▶ [Your task]: Lines that contain "page" are to be counted; give only their number.

▶ [Stored rows]:
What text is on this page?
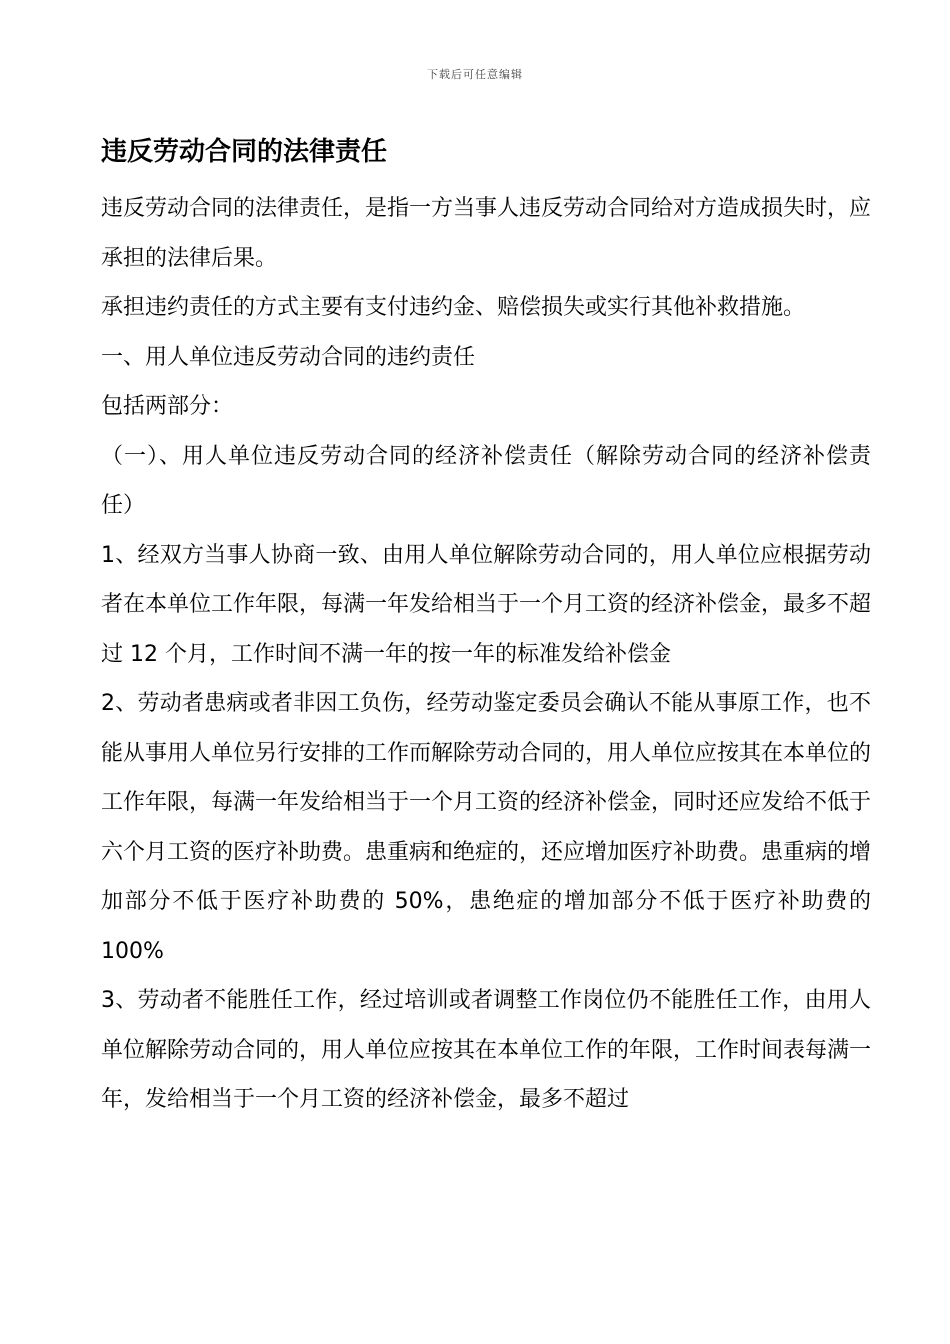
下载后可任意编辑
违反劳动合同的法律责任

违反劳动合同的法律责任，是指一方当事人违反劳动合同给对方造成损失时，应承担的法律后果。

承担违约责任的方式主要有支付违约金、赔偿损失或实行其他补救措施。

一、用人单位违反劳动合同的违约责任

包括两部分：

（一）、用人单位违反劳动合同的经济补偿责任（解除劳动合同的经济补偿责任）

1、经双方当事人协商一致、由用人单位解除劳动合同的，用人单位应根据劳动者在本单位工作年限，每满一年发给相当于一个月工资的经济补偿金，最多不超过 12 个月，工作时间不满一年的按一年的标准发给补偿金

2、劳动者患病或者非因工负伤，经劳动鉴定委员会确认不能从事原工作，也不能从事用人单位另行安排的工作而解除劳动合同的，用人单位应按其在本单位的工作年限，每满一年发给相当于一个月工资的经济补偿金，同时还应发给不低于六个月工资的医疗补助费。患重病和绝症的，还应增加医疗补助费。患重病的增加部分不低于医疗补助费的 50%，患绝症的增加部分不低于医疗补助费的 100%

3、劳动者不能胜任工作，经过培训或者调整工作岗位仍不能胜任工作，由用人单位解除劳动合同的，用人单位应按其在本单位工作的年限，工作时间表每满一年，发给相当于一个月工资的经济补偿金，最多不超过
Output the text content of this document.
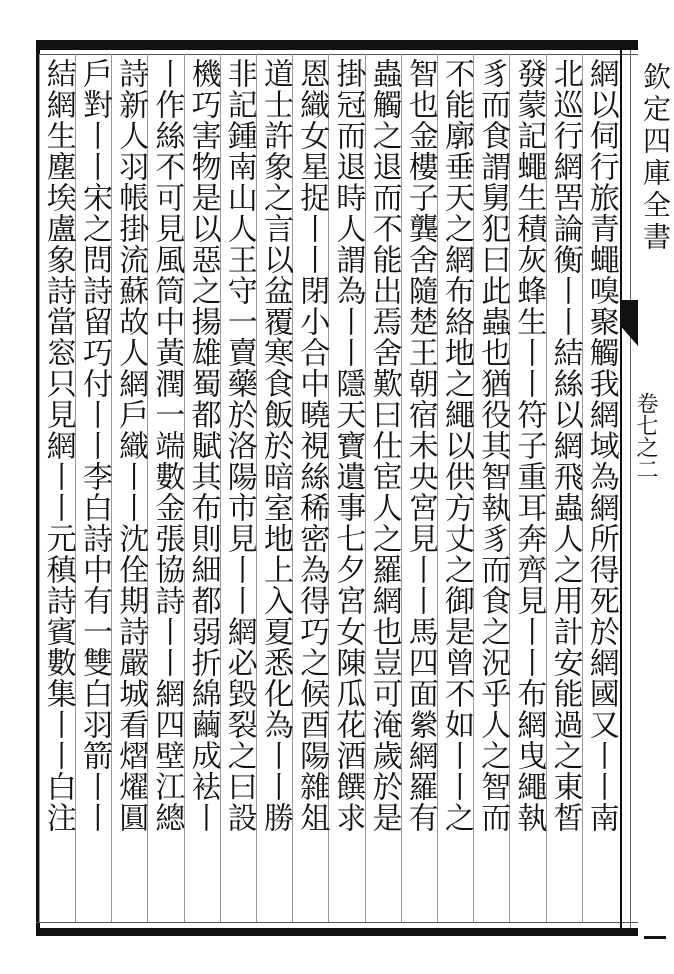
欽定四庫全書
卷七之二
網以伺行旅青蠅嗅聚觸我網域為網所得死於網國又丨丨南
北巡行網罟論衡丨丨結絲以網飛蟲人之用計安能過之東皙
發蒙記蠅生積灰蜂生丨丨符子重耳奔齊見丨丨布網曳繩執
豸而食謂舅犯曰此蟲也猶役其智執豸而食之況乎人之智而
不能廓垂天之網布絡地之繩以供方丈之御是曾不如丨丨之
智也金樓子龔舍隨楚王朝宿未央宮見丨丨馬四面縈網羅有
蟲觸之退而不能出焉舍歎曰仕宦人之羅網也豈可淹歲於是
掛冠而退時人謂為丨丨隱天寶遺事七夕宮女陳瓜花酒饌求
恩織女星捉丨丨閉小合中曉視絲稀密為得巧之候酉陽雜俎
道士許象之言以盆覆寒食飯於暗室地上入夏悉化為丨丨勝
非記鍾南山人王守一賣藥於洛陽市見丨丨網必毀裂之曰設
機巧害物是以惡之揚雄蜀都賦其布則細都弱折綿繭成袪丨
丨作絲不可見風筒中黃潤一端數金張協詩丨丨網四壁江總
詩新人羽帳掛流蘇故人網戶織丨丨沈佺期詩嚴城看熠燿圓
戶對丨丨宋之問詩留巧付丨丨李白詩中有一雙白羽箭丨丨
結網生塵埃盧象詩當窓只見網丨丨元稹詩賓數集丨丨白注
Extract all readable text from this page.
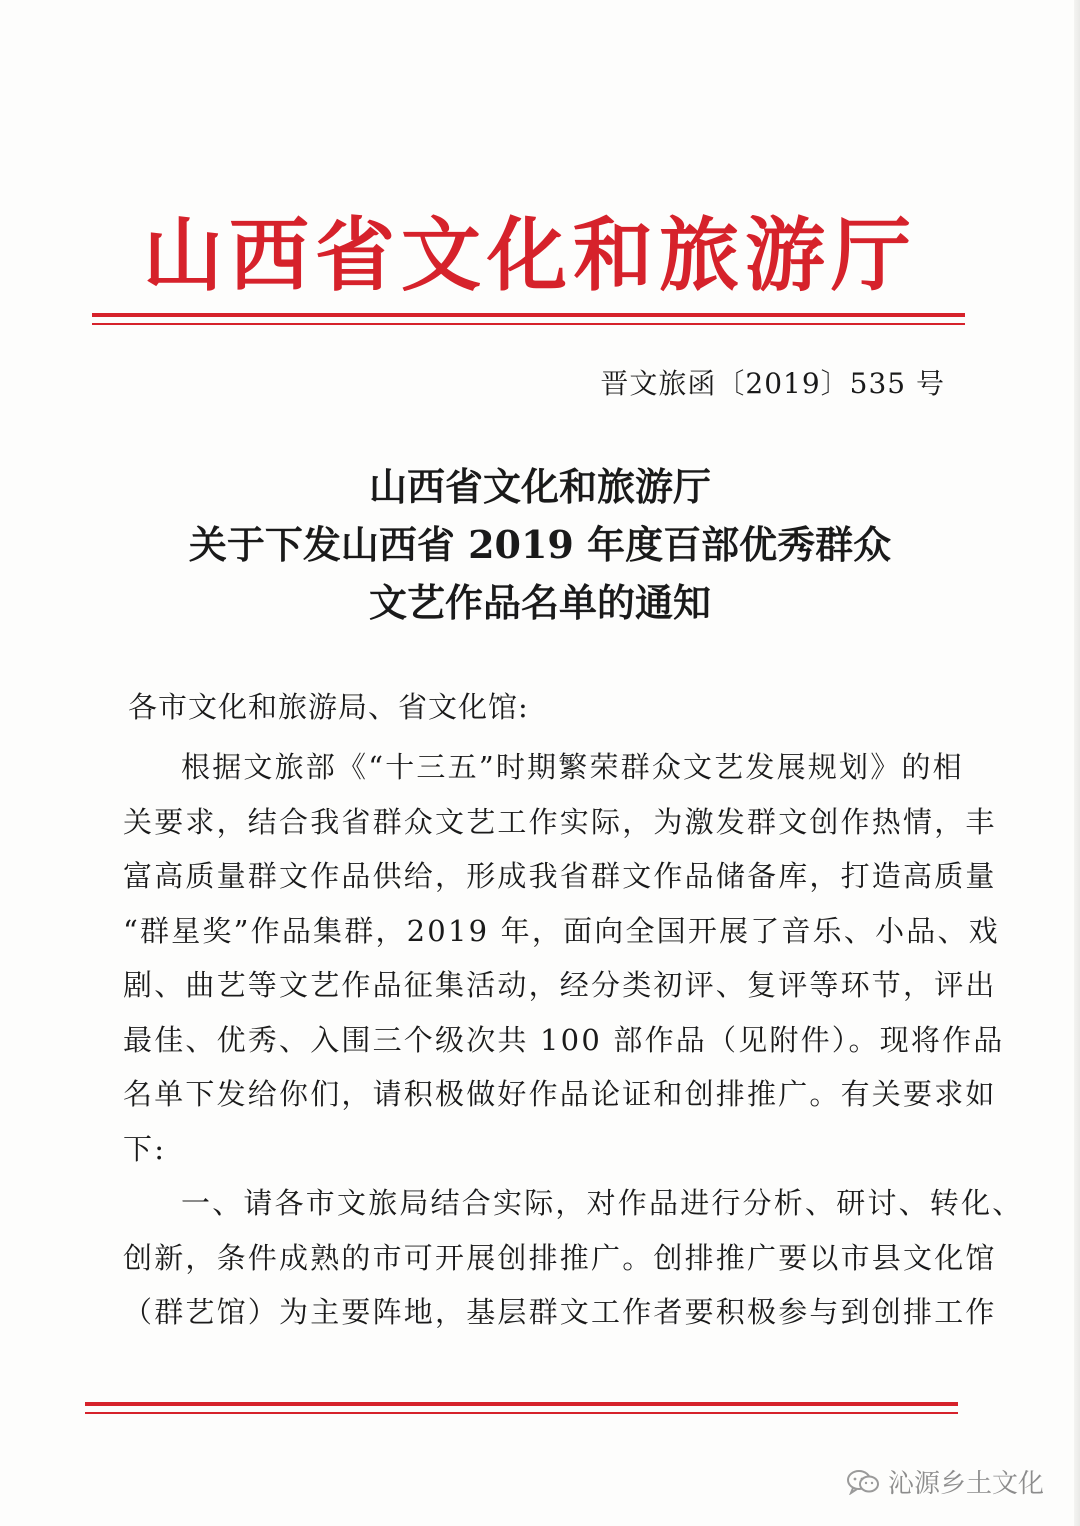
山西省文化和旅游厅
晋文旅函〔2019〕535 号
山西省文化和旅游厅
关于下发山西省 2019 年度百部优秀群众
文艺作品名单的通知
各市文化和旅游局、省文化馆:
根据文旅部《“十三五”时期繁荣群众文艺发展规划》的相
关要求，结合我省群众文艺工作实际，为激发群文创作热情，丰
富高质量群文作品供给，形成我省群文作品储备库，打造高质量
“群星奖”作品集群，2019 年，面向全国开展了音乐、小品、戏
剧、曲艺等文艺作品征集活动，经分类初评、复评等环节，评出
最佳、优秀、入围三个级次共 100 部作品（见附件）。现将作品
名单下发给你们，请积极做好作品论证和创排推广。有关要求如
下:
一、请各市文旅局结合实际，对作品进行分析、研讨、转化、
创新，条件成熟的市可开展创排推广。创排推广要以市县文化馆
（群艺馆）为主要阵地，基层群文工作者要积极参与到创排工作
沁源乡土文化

▶ [Task result]: 2